Written task: Transcribe all of the material below word for word and leave out its pictures.

-- start Stored records --

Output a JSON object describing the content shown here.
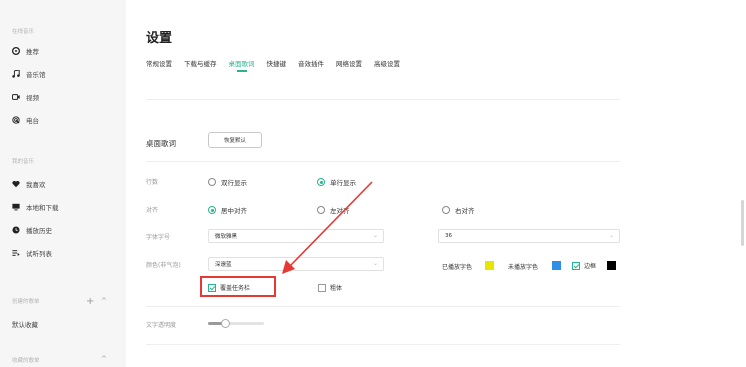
{
  "sidebar": {
    "online_section": "在线音乐",
    "online_items": [
      {
        "label": "推荐",
        "icon": "disc-icon"
      },
      {
        "label": "音乐馆",
        "icon": "music-note-icon"
      },
      {
        "label": "视频",
        "icon": "video-icon"
      },
      {
        "label": "电台",
        "icon": "radio-icon"
      }
    ],
    "my_section": "我的音乐",
    "my_items": [
      {
        "label": "我喜欢",
        "icon": "heart-icon"
      },
      {
        "label": "本地和下载",
        "icon": "computer-icon"
      },
      {
        "label": "播放历史",
        "icon": "clock-icon"
      },
      {
        "label": "试听列表",
        "icon": "playlist-icon"
      }
    ],
    "created_section": "创建的歌单",
    "default_fav": "默认收藏",
    "collected_section": "收藏的歌单"
  },
  "main": {
    "title": "设置",
    "tabs": [
      {
        "label": "常规设置"
      },
      {
        "label": "下载与缓存"
      },
      {
        "label": "桌面歌词"
      },
      {
        "label": "快捷键"
      },
      {
        "label": "音效插件"
      },
      {
        "label": "网络设置"
      },
      {
        "label": "高级设置"
      }
    ],
    "active_tab": "桌面歌词"
  },
  "lyrics": {
    "section_title": "桌面歌词",
    "restore_label": "恢复默认",
    "rows_label": "行数",
    "rows_options": [
      "双行显示",
      "单行显示"
    ],
    "rows_selected": "单行显示",
    "align_label": "对齐",
    "align_options": [
      "居中对齐",
      "左对齐",
      "右对齐"
    ],
    "align_selected": "居中对齐",
    "font_label": "字体字号",
    "font_value": "微软雅黑",
    "size_value": "36",
    "color_label": "颜色(非气泡)",
    "color_value": "深邃蓝",
    "played_label": "已播放字色",
    "unplayed_label": "未播放字色",
    "border_label": "边框",
    "taskbar_label": "覆盖任务栏",
    "bold_label": "粗体",
    "opacity_label": "文字透明度",
    "opacity_value": 0.3
  },
  "colors": {
    "accent": "#26b58e",
    "played": "#e6e600",
    "unplayed": "#2e8fe8",
    "border": "#000000",
    "annotation": "#e53935"
  }
}
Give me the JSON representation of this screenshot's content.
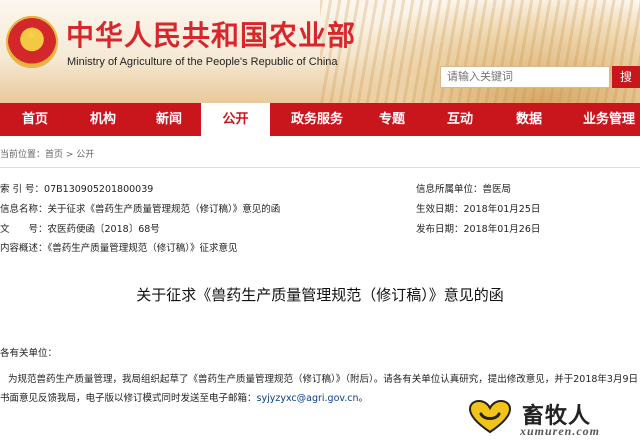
{
  "header": {
    "site_title": "中华人民共和国农业部",
    "site_subtitle": "Ministry of Agriculture of the People's Republic of China",
    "search_placeholder": "请输入关键词",
    "search_button": "搜"
  },
  "nav": {
    "items": [
      {
        "label": "首页"
      },
      {
        "label": "机构"
      },
      {
        "label": "新闻"
      },
      {
        "label": "公开"
      },
      {
        "label": "政务服务"
      },
      {
        "label": "专题"
      },
      {
        "label": "互动"
      },
      {
        "label": "数据"
      },
      {
        "label": "业务管理"
      }
    ],
    "active": "公开"
  },
  "breadcrumb": "当前位置：首页 > 公开",
  "meta": {
    "index_label": "索 引 号：",
    "index_value": "07B130905201800039",
    "name_label": "信息名称：",
    "name_value": "关于征求《兽药生产质量管理规范（修订稿）》意见的函",
    "doc_label": "文　　号：",
    "doc_value": "农医药便函〔2018〕68号",
    "summary_label": "内容概述：",
    "summary_value": "《兽药生产质量管理规范（修订稿）》征求意见",
    "dept_label": "信息所属单位：",
    "dept_value": "兽医局",
    "effective_label": "生效日期：",
    "effective_value": "2018年01月25日",
    "publish_label": "发布日期：",
    "publish_value": "2018年01月26日"
  },
  "article": {
    "title": "关于征求《兽药生产质量管理规范（修订稿）》意见的函",
    "salutation": "各有关单位：",
    "paragraph_line1": "为规范兽药生产质量管理，我局组织起草了《兽药生产质量管理规范（修订稿）》（附后）。请各有关单位认真研究，提出修改意见，并于2018年3月9日",
    "paragraph_line2_prefix": "书面意见反馈我局，电子版以修订模式同时发送至电子邮箱：",
    "email": "syjyzyxc@agri.gov.cn",
    "paragraph_line2_suffix": "。"
  },
  "watermark": {
    "brand": "畜牧人",
    "url": "xumuren.com"
  },
  "colors": {
    "brand_red": "#c9161d",
    "title_red": "#d8262b"
  }
}
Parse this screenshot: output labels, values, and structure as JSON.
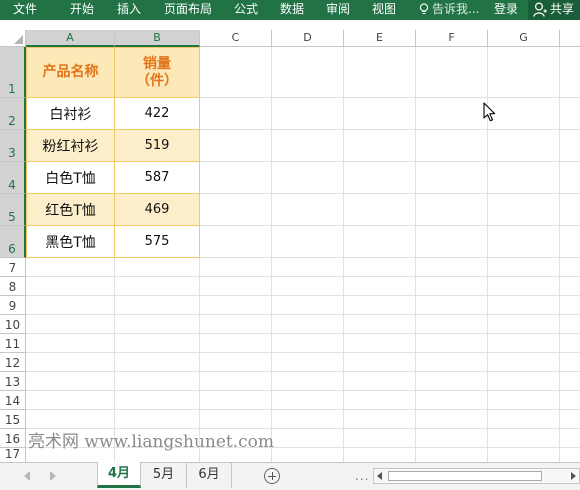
{
  "ribbon": {
    "tabs": [
      "文件",
      "开始",
      "插入",
      "页面布局",
      "公式",
      "数据",
      "审阅",
      "视图"
    ],
    "tell_me": "告诉我...",
    "signin": "登录",
    "share": "共享"
  },
  "columns": [
    "A",
    "B",
    "C",
    "D",
    "E",
    "F",
    "G"
  ],
  "rows": [
    "1",
    "2",
    "3",
    "4",
    "5",
    "6",
    "7",
    "8",
    "9",
    "10",
    "11",
    "12",
    "13",
    "14",
    "15",
    "16",
    "17"
  ],
  "table": {
    "header_name": "产品名称",
    "header_qty_line1": "销量",
    "header_qty_line2": "（件）",
    "items": [
      {
        "name": "白衬衫",
        "qty": "422"
      },
      {
        "name": "粉红衬衫",
        "qty": "519"
      },
      {
        "name": "白色T恤",
        "qty": "587"
      },
      {
        "name": "红色T恤",
        "qty": "469"
      },
      {
        "name": "黑色T恤",
        "qty": "575"
      }
    ]
  },
  "watermark": "亮术网 www.liangshunet.com",
  "sheets": [
    "4月",
    "5月",
    "6月"
  ],
  "active_sheet": "4月",
  "more": "...",
  "colors": {
    "ribbon": "#217346",
    "header_fill": "#fde9b8",
    "header_text": "#e2741a",
    "band_fill": "#fdeeca",
    "table_border": "#f2c866"
  }
}
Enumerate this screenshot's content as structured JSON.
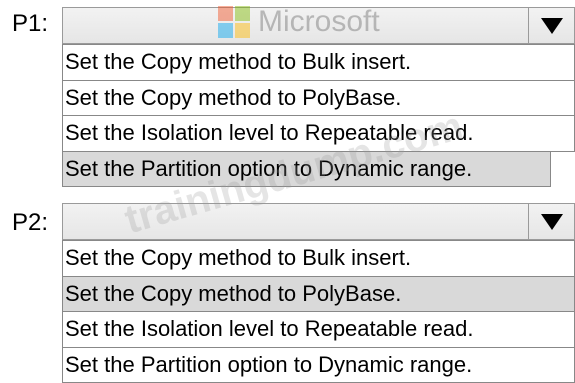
{
  "p1": {
    "label": "P1:",
    "options": [
      "Set the Copy method to Bulk insert.",
      "Set the Copy method to PolyBase.",
      "Set the Isolation level to Repeatable read.",
      "Set the Partition option to Dynamic range."
    ],
    "selected_index": 3
  },
  "p2": {
    "label": "P2:",
    "options": [
      "Set the Copy method to Bulk insert.",
      "Set the Copy method to PolyBase.",
      "Set the Isolation level to Repeatable read.",
      "Set the Partition option to Dynamic range."
    ],
    "selected_index": 1
  },
  "watermark": {
    "logo_text": "Microsoft",
    "text": "trainingdump.com",
    "logo_colors": [
      "#f25022",
      "#7fba00",
      "#00a4ef",
      "#ffb900"
    ]
  },
  "icons": {
    "dropdown_arrow": "chevron-down-icon",
    "logo": "microsoft-logo-icon"
  }
}
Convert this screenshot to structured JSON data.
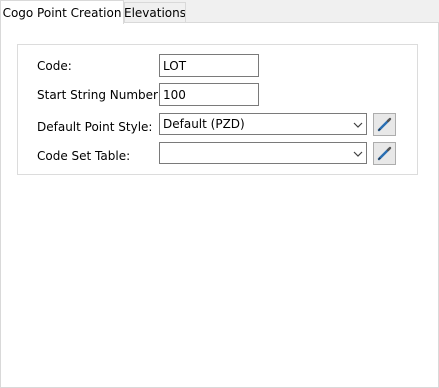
{
  "tabs": [
    {
      "label": "Cogo Point Creation",
      "active": true
    },
    {
      "label": "Elevations",
      "active": false
    }
  ],
  "form": {
    "code": {
      "label": "Code:",
      "value": "LOT"
    },
    "start_string_number": {
      "label": "Start String Number:",
      "value": "100"
    },
    "default_point_style": {
      "label": "Default Point Style:",
      "selected": "Default (PZD)"
    },
    "code_set_table": {
      "label": "Code Set Table:",
      "selected": ""
    }
  },
  "icons": {
    "dropdown": "chevron-down-icon",
    "edit": "pencil-icon"
  },
  "colors": {
    "panel_background": "#ffffff",
    "window_background": "#f0f0f0",
    "border": "#7a7a7a",
    "pencil_accent": "#2a6fb3"
  }
}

-- end Stored records --

Task answer:
Output a JSON object describing the content shown here.
{
  "sidebar": {
    "online_section": "在线音乐",
    "online_items": [
      {
        "label": "推荐",
        "icon": "disc-icon"
      },
      {
        "label": "音乐馆",
        "icon": "music-note-icon"
      },
      {
        "label": "视频",
        "icon": "video-icon"
      },
      {
        "label": "电台",
        "icon": "radio-icon"
      }
    ],
    "my_section": "我的音乐",
    "my_items": [
      {
        "label": "我喜欢",
        "icon": "heart-icon"
      },
      {
        "label": "本地和下载",
        "icon": "computer-icon"
      },
      {
        "label": "播放历史",
        "icon": "clock-icon"
      },
      {
        "label": "试听列表",
        "icon": "playlist-icon"
      }
    ],
    "created_section": "创建的歌单",
    "default_fav": "默认收藏",
    "collected_section": "收藏的歌单"
  },
  "main": {
    "title": "设置",
    "tabs": [
      {
        "label": "常规设置"
      },
      {
        "label": "下载与缓存"
      },
      {
        "label": "桌面歌词"
      },
      {
        "label": "快捷键"
      },
      {
        "label": "音效插件"
      },
      {
        "label": "网络设置"
      },
      {
        "label": "高级设置"
      }
    ],
    "active_tab": "桌面歌词"
  },
  "lyrics": {
    "section_title": "桌面歌词",
    "restore_label": "恢复默认",
    "rows_label": "行数",
    "rows_options": [
      "双行显示",
      "单行显示"
    ],
    "rows_selected": "单行显示",
    "align_label": "对齐",
    "align_options": [
      "居中对齐",
      "左对齐",
      "右对齐"
    ],
    "align_selected": "居中对齐",
    "font_label": "字体字号",
    "font_value": "微软雅黑",
    "size_value": "36",
    "color_label": "颜色(非气泡)",
    "color_value": "深邃蓝",
    "played_label": "已播放字色",
    "unplayed_label": "未播放字色",
    "border_label": "边框",
    "taskbar_label": "覆盖任务栏",
    "bold_label": "粗体",
    "opacity_label": "文字透明度",
    "opacity_value": 0.3
  },
  "colors": {
    "accent": "#26b58e",
    "played": "#e6e600",
    "unplayed": "#2e8fe8",
    "border": "#000000",
    "annotation": "#e53935"
  }
}
Give me the JSON representation of this screenshot's content.
{
  "header": {
    "site_title": "中华人民共和国农业部",
    "site_subtitle": "Ministry of Agriculture of the People's Republic of China",
    "search_placeholder": "请输入关键词",
    "search_button": "搜"
  },
  "nav": {
    "items": [
      {
        "label": "首页"
      },
      {
        "label": "机构"
      },
      {
        "label": "新闻"
      },
      {
        "label": "公开"
      },
      {
        "label": "政务服务"
      },
      {
        "label": "专题"
      },
      {
        "label": "互动"
      },
      {
        "label": "数据"
      },
      {
        "label": "业务管理"
      }
    ],
    "active": "公开"
  },
  "breadcrumb": "当前位置：首页 > 公开",
  "meta": {
    "index_label": "索 引 号：",
    "index_value": "07B130905201800039",
    "name_label": "信息名称：",
    "name_value": "关于征求《兽药生产质量管理规范（修订稿）》意见的函",
    "doc_label": "文　　号：",
    "doc_value": "农医药便函〔2018〕68号",
    "summary_label": "内容概述：",
    "summary_value": "《兽药生产质量管理规范（修订稿）》征求意见",
    "dept_label": "信息所属单位：",
    "dept_value": "兽医局",
    "effective_label": "生效日期：",
    "effective_value": "2018年01月25日",
    "publish_label": "发布日期：",
    "publish_value": "2018年01月26日"
  },
  "article": {
    "title": "关于征求《兽药生产质量管理规范（修订稿）》意见的函",
    "salutation": "各有关单位：",
    "paragraph_line1": "为规范兽药生产质量管理，我局组织起草了《兽药生产质量管理规范（修订稿）》（附后）。请各有关单位认真研究，提出修改意见，并于2018年3月9日",
    "paragraph_line2_prefix": "书面意见反馈我局，电子版以修订模式同时发送至电子邮箱：",
    "email": "syjyzyxc@agri.gov.cn",
    "paragraph_line2_suffix": "。"
  },
  "watermark": {
    "brand": "畜牧人",
    "url": "xumuren.com"
  },
  "colors": {
    "brand_red": "#c9161d",
    "title_red": "#d8262b"
  }
}
Parse this screenshot: output labels, values, and structure as JSON.
{
  "ribbon": {
    "tabs": [
      "文件",
      "开始",
      "插入",
      "页面布局",
      "公式",
      "数据",
      "审阅",
      "视图"
    ],
    "tell_me": "告诉我...",
    "signin": "登录",
    "share": "共享"
  },
  "columns": [
    "A",
    "B",
    "C",
    "D",
    "E",
    "F",
    "G"
  ],
  "rows": [
    "1",
    "2",
    "3",
    "4",
    "5",
    "6",
    "7",
    "8",
    "9",
    "10",
    "11",
    "12",
    "13",
    "14",
    "15",
    "16",
    "17"
  ],
  "table": {
    "header_name": "产品名称",
    "header_qty_line1": "销量",
    "header_qty_line2": "（件）",
    "items": [
      {
        "name": "白衬衫",
        "qty": "422"
      },
      {
        "name": "粉红衬衫",
        "qty": "519"
      },
      {
        "name": "白色T恤",
        "qty": "587"
      },
      {
        "name": "红色T恤",
        "qty": "469"
      },
      {
        "name": "黑色T恤",
        "qty": "575"
      }
    ]
  },
  "watermark": "亮术网 www.liangshunet.com",
  "sheets": [
    "4月",
    "5月",
    "6月"
  ],
  "active_sheet": "4月",
  "more": "...",
  "colors": {
    "ribbon": "#217346",
    "header_fill": "#fde9b8",
    "header_text": "#e2741a",
    "band_fill": "#fdeeca",
    "table_border": "#f2c866"
  }
}
Enumerate this screenshot's content as structured JSON.
{
  "p1": {
    "label": "P1:",
    "options": [
      "Set the Copy method to Bulk insert.",
      "Set the Copy method to PolyBase.",
      "Set the Isolation level to Repeatable read.",
      "Set the Partition option to Dynamic range."
    ],
    "selected_index": 3
  },
  "p2": {
    "label": "P2:",
    "options": [
      "Set the Copy method to Bulk insert.",
      "Set the Copy method to PolyBase.",
      "Set the Isolation level to Repeatable read.",
      "Set the Partition option to Dynamic range."
    ],
    "selected_index": 1
  },
  "watermark": {
    "logo_text": "Microsoft",
    "text": "trainingdump.com",
    "logo_colors": [
      "#f25022",
      "#7fba00",
      "#00a4ef",
      "#ffb900"
    ]
  },
  "icons": {
    "dropdown_arrow": "chevron-down-icon",
    "logo": "microsoft-logo-icon"
  }
}
Convert this screenshot to structured JSON data.
{
  "tabs": [
    {
      "label": "Cogo Point Creation",
      "active": true
    },
    {
      "label": "Elevations",
      "active": false
    }
  ],
  "form": {
    "code": {
      "label": "Code:",
      "value": "LOT"
    },
    "start_string_number": {
      "label": "Start String Number:",
      "value": "100"
    },
    "default_point_style": {
      "label": "Default Point Style:",
      "selected": "Default (PZD)"
    },
    "code_set_table": {
      "label": "Code Set Table:",
      "selected": ""
    }
  },
  "icons": {
    "dropdown": "chevron-down-icon",
    "edit": "pencil-icon"
  },
  "colors": {
    "panel_background": "#ffffff",
    "window_background": "#f0f0f0",
    "border": "#7a7a7a",
    "pencil_accent": "#2a6fb3"
  }
}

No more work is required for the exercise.